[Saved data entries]
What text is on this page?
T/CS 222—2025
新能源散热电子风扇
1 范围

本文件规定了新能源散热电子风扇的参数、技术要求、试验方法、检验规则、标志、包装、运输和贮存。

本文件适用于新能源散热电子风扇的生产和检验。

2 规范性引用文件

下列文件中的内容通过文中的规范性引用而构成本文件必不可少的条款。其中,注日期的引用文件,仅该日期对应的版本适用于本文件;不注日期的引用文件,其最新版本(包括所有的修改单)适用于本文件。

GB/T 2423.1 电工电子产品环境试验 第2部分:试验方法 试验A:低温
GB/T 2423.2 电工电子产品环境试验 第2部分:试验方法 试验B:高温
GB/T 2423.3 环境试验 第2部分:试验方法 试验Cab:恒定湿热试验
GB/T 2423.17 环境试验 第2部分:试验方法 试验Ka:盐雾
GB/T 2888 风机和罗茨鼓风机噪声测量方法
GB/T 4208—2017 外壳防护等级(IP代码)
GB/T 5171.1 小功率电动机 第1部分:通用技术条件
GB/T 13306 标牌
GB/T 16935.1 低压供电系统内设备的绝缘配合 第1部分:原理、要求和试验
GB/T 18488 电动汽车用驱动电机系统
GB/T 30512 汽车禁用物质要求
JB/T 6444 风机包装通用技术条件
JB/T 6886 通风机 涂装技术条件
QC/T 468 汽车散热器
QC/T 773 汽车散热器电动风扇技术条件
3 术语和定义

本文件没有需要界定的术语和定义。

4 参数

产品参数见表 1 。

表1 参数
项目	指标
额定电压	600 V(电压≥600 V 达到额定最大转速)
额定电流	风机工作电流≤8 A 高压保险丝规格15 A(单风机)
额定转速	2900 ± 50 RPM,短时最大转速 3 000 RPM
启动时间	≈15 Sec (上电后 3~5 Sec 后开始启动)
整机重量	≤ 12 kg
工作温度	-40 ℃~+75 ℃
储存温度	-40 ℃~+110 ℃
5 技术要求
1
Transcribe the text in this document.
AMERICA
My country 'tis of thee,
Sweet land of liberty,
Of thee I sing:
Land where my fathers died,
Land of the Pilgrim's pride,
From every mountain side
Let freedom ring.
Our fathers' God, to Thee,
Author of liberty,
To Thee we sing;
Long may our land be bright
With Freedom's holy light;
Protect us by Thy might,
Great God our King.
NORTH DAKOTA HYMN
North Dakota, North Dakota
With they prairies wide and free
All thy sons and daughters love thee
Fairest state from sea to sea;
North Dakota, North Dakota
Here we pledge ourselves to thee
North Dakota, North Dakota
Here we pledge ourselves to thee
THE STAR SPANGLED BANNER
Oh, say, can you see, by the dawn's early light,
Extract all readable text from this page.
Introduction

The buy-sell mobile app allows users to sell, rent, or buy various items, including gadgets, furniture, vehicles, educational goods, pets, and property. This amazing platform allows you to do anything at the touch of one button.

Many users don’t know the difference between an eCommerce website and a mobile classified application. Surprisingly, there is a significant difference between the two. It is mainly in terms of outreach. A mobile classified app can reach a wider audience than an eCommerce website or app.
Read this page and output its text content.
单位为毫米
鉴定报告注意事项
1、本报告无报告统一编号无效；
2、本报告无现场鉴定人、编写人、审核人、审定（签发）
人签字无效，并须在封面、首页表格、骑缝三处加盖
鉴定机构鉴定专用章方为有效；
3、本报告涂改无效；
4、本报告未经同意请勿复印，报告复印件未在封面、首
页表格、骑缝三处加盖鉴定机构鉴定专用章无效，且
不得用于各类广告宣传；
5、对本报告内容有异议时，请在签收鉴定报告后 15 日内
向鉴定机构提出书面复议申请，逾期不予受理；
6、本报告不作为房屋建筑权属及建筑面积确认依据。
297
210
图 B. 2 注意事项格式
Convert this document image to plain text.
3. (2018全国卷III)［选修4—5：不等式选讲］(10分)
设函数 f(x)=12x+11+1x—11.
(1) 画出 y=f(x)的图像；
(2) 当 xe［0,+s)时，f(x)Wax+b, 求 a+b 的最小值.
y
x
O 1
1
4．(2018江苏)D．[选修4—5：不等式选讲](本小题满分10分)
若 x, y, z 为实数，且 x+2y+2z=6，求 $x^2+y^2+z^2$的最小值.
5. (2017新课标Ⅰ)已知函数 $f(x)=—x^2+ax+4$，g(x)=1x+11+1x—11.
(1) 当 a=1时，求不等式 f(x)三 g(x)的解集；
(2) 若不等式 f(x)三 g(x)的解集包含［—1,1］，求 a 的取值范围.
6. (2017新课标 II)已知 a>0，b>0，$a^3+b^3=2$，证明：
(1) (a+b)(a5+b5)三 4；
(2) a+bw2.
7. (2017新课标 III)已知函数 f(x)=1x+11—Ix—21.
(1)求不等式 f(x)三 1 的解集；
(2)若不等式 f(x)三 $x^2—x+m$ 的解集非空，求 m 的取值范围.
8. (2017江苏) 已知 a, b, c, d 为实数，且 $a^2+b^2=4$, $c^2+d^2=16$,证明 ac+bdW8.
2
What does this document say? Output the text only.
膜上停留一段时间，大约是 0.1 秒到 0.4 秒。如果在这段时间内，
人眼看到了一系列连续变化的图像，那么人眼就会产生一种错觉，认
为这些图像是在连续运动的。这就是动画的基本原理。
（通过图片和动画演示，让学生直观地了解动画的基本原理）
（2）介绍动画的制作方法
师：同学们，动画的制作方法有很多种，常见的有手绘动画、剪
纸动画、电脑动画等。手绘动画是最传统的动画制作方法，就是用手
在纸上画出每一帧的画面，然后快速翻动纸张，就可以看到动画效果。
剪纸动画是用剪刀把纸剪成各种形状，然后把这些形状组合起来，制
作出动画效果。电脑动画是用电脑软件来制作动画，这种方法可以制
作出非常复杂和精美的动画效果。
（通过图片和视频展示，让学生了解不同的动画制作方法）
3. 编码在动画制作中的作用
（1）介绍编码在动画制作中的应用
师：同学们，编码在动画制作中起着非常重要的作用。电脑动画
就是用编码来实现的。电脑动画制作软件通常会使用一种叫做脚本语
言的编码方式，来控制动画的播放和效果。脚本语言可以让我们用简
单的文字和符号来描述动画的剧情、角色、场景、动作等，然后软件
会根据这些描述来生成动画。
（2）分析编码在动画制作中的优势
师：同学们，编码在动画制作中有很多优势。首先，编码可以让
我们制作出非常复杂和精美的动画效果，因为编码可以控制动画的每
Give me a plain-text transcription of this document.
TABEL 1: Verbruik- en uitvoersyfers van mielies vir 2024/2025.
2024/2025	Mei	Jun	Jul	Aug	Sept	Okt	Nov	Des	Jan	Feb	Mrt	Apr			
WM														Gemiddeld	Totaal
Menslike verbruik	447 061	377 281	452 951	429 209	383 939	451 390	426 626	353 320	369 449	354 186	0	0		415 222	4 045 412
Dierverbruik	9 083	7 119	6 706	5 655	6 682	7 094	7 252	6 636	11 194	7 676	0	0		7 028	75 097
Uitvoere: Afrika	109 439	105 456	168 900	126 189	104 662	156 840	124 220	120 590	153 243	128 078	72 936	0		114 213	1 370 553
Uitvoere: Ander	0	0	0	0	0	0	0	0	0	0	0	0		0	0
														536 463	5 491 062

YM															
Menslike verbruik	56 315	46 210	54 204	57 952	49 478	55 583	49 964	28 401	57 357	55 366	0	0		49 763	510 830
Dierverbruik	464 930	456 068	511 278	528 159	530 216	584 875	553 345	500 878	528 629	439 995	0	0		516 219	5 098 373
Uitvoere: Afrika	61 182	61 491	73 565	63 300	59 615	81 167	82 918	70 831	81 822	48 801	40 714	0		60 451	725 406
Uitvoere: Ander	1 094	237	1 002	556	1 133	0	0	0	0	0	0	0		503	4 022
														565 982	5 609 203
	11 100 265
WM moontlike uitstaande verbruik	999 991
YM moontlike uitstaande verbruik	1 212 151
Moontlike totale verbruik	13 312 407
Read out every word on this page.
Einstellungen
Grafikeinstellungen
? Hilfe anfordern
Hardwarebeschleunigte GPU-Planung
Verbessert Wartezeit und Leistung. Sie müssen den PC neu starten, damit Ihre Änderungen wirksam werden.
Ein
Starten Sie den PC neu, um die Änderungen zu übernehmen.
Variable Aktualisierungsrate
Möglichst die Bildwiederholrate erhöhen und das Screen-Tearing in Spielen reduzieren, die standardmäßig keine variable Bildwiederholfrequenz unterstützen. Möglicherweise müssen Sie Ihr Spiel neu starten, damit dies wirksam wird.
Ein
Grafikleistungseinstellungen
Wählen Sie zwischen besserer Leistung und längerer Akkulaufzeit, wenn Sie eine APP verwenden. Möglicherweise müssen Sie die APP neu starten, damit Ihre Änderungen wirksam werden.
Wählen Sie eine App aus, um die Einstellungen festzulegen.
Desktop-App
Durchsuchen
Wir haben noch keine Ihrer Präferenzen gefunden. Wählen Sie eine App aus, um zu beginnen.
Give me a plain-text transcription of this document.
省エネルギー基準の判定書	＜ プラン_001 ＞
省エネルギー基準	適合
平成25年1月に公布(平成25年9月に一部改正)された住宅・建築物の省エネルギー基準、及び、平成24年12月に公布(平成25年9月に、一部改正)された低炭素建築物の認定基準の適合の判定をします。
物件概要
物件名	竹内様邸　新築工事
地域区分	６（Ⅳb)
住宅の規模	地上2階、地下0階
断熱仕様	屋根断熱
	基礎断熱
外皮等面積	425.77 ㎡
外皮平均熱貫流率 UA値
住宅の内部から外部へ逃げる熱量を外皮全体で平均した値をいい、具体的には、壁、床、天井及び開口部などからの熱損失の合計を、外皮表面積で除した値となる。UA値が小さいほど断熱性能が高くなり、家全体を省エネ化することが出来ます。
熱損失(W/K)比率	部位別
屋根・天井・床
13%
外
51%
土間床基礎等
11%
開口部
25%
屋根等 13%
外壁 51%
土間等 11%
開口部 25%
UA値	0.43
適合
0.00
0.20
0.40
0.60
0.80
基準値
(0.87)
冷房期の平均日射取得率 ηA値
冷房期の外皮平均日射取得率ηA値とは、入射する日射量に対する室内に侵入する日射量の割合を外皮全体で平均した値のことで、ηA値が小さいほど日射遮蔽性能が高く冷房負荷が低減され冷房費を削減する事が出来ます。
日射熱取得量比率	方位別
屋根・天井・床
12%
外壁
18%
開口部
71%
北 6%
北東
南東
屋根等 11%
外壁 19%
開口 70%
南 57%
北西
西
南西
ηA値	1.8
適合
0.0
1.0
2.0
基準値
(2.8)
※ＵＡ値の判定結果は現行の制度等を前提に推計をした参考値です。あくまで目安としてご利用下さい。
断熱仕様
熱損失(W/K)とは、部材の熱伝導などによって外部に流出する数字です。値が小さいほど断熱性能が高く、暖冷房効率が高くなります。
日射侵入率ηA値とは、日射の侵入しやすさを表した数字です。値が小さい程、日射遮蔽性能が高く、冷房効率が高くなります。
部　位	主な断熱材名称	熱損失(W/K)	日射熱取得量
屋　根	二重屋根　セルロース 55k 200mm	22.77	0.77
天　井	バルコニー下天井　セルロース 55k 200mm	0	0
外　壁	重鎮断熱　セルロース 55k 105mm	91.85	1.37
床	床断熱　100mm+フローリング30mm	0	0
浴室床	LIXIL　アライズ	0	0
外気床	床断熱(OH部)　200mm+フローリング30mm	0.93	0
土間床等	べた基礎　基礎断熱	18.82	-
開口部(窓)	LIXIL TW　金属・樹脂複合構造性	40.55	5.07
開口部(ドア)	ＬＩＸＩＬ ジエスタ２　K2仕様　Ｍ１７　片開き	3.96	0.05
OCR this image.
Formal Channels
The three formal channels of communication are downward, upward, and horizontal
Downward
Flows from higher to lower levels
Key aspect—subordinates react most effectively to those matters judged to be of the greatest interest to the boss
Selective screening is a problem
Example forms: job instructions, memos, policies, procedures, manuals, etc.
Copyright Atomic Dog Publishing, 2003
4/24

### Task description
Go through the records above, find every line with the word "Uitvoere", and list those lines.

### Worked solution
Uitvoere: Afrika	109 439	105 456	168 900	126 189	104 662	156 840	124 220	120 590	153 243	128 078	72 936	0		114 213	1 370 553
Uitvoere: Ander	0	0	0	0	0	0	0	0	0	0	0	0		0	0
Uitvoere: Afrika	61 182	61 491	73 565	63 300	59 615	81 167	82 918	70 831	81 822	48 801	40 714	0		60 451	725 406
Uitvoere: Ander	1 094	237	1 002	556	1 133	0	0	0	0	0	0	0		503	4 022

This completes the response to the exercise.